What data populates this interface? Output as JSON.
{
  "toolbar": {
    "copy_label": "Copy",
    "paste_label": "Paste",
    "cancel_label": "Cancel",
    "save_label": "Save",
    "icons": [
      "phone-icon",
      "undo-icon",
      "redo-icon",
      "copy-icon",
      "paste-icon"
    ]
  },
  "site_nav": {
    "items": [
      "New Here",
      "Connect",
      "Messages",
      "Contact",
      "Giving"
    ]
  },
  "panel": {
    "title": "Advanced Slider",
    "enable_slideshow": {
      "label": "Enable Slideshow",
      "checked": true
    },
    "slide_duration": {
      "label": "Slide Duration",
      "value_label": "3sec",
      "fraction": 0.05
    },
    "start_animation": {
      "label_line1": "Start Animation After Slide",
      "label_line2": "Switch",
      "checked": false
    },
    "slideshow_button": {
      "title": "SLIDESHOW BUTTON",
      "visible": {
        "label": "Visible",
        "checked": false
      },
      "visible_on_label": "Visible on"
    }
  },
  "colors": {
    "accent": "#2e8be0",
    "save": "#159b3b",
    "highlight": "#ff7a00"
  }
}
• • • • •
### Task objective
The records above should be duplicated in full, exactly as given.

### Result of the task
What data populates this interface? Output as JSON.
{
  "toolbar": {
    "copy_label": "Copy",
    "paste_label": "Paste",
    "cancel_label": "Cancel",
    "save_label": "Save",
    "icons": [
      "phone-icon",
      "undo-icon",
      "redo-icon",
      "copy-icon",
      "paste-icon"
    ]
  },
  "site_nav": {
    "items": [
      "New Here",
      "Connect",
      "Messages",
      "Contact",
      "Giving"
    ]
  },
  "panel": {
    "title": "Advanced Slider",
    "enable_slideshow": {
      "label": "Enable Slideshow",
      "checked": true
    },
    "slide_duration": {
      "label": "Slide Duration",
      "value_label": "3sec",
      "fraction": 0.05
    },
    "start_animation": {
      "label_line1": "Start Animation After Slide",
      "label_line2": "Switch",
      "checked": false
    },
    "slideshow_button": {
      "title": "SLIDESHOW BUTTON",
      "visible": {
        "label": "Visible",
        "checked": false
      },
      "visible_on_label": "Visible on"
    }
  },
  "colors": {
    "accent": "#2e8be0",
    "save": "#159b3b",
    "highlight": "#ff7a00"
  }
}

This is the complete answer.